**Aangeleverde tekst**
------------------------------------------------
Wat verwachten gemeenten ten aanzien van kinderen in de vrouwenopvang en de maatschappelijke opvang voor daklozen? Dat moet in het lokale en regionale beleid worden vastgelegd, zo luidt een recent advies.
Burgemeester Henri Lenferink van Leiden deed in opdracht van voormalig staatssecretaris Van Rijn en de Vereniging van Nederlandse Gemeenten (VNG) onderzoek naar de positie van kinderen in opvangsituaties. Jaarlijks gaat het hierbij om enkele duizenden kinderen. De Stichting het Vergeten Kind en andere organisaties vroegen eerder aandacht voor hun lot, omdat er vaak veel naar de ouders zou worden omgekeken, maar veel minder naar het kind.
------------------------------------------------
Fragmenten uit een set lay-outannotaties:
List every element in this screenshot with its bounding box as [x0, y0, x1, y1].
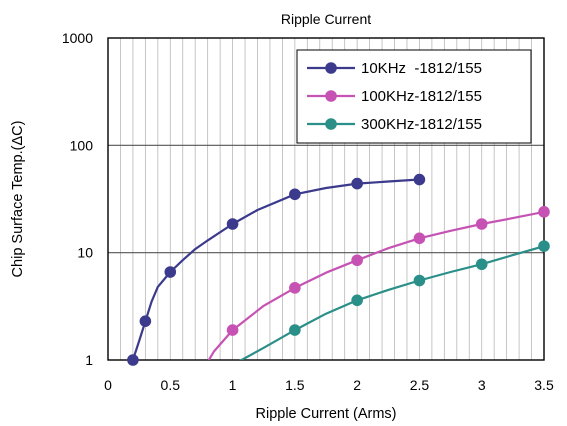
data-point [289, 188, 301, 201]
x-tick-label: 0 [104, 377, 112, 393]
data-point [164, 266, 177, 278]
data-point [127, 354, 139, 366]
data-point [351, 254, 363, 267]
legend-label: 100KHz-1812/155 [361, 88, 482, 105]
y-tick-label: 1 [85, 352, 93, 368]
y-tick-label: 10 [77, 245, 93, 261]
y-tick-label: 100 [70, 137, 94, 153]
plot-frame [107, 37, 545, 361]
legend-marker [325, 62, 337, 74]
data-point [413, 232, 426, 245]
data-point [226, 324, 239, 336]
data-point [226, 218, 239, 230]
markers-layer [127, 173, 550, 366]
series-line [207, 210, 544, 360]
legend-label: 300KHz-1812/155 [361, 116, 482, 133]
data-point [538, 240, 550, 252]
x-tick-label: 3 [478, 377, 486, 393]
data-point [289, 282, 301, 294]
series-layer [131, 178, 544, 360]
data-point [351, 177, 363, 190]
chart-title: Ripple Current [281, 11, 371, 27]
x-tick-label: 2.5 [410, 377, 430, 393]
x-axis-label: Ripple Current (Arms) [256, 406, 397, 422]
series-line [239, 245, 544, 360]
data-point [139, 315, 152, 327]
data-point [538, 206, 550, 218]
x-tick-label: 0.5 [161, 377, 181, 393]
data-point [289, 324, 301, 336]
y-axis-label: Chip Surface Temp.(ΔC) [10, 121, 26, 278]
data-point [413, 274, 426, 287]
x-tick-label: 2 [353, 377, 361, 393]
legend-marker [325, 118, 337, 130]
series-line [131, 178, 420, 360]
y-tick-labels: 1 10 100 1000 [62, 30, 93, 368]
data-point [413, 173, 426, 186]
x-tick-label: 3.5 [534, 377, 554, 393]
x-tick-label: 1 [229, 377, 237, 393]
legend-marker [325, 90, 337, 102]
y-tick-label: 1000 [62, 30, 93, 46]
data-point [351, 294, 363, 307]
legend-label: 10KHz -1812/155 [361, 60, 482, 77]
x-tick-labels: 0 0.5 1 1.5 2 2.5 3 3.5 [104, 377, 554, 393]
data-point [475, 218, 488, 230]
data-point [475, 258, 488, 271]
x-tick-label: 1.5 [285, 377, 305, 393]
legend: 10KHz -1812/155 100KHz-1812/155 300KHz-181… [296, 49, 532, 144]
------------------------------------------------
**Opdrachten**
1. Vertaal deze zin uit de tekst over kinderen in de opvang naar het Engels: "Jaarlijks gaat het hierbij om enkele duizenden kinderen."
2. Vervang in de vermeldingen "legend-marker" door "legend-symbol" en laat al het andere ongewijzigd. Geef alleen het deel dat begint met de regel met "data-point [289, 188, 301, 201]" en eindigt met de regel met "data-point [475, 258, 488, 271]".

**Antwoorden per opdracht**
1. Each year, this involves several thousand children.

2.
data-point [289, 188, 301, 201]
x-tick-label: 0 [104, 377, 112, 393]
data-point [164, 266, 177, 278]
data-point [127, 354, 139, 366]
data-point [351, 254, 363, 267]
legend-label: 100KHz-1812/155 [361, 88, 482, 105]
y-tick-label: 1 [85, 352, 93, 368]
y-tick-label: 10 [77, 245, 93, 261]
y-tick-label: 100 [70, 137, 94, 153]
plot-frame [107, 37, 545, 361]
legend-symbol [325, 62, 337, 74]
data-point [413, 232, 426, 245]
data-point [226, 324, 239, 336]
data-point [226, 218, 239, 230]
markers-layer [127, 173, 550, 366]
series-line [207, 210, 544, 360]
legend-label: 300KHz-1812/155 [361, 116, 482, 133]
data-point [538, 240, 550, 252]
x-tick-label: 3 [478, 377, 486, 393]
data-point [289, 282, 301, 294]
series-layer [131, 178, 544, 360]
data-point [351, 177, 363, 190]
chart-title: Ripple Current [281, 11, 371, 27]
x-tick-label: 2.5 [410, 377, 430, 393]
x-axis-label: Ripple Current (Arms) [256, 406, 397, 422]
series-line [239, 245, 544, 360]
data-point [139, 315, 152, 327]
data-point [538, 206, 550, 218]
x-tick-label: 0.5 [161, 377, 181, 393]
data-point [289, 324, 301, 336]
y-axis-label: Chip Surface Temp.(ΔC) [10, 121, 26, 278]
data-point [413, 274, 426, 287]
x-tick-label: 2 [353, 377, 361, 393]
legend-symbol [325, 118, 337, 130]
series-line [131, 178, 420, 360]
y-tick-labels: 1 10 100 1000 [62, 30, 93, 368]
data-point [413, 173, 426, 186]
x-tick-label: 3.5 [534, 377, 554, 393]
x-tick-label: 1 [229, 377, 237, 393]
legend-symbol [325, 90, 337, 102]
y-tick-label: 1000 [62, 30, 93, 46]
data-point [351, 294, 363, 307]
legend-label: 10KHz -1812/155 [361, 60, 482, 77]
x-tick-labels: 0 0.5 1 1.5 2 2.5 3 3.5 [104, 377, 554, 393]
data-point [475, 218, 488, 230]
data-point [475, 258, 488, 271]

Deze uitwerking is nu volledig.